**WHAT IS ASKED**
Check each line below for the word "trade", and copy those that have it.

**RECORDS FOR THE EXERCISE**
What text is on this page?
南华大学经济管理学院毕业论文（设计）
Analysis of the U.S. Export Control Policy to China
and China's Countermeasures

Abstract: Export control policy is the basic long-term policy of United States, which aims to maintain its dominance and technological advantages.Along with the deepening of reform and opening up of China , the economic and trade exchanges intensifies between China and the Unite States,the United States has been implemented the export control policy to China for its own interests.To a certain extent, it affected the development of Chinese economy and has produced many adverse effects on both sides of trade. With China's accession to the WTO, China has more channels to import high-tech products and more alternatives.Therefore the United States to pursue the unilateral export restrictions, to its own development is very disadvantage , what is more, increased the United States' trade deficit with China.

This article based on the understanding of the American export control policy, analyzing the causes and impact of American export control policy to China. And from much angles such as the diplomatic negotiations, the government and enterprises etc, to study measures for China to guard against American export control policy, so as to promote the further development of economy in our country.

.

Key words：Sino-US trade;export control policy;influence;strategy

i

**WRITTEN SOLUTION**
Abstract: Export control policy is the basic long-term policy of United States, which aims to maintain its dominance and technological advantages.Along with the deepening of reform and opening up of China , the economic and trade exchanges intensifies between China and the Unite States,the United States has been implemented the export control policy to China for its own interests.To a certain extent, it affected the development of Chinese economy and has produced many adverse effects on both sides of trade. With China's accession to the WTO, China has more channels to import high-tech products and more alternatives.Therefore the United States to pursue the unilateral export restrictions, to its own development is very disadvantage , what is more, increased the United States' trade deficit with China.
Key words：Sino-US trade;export control policy;influence;strategy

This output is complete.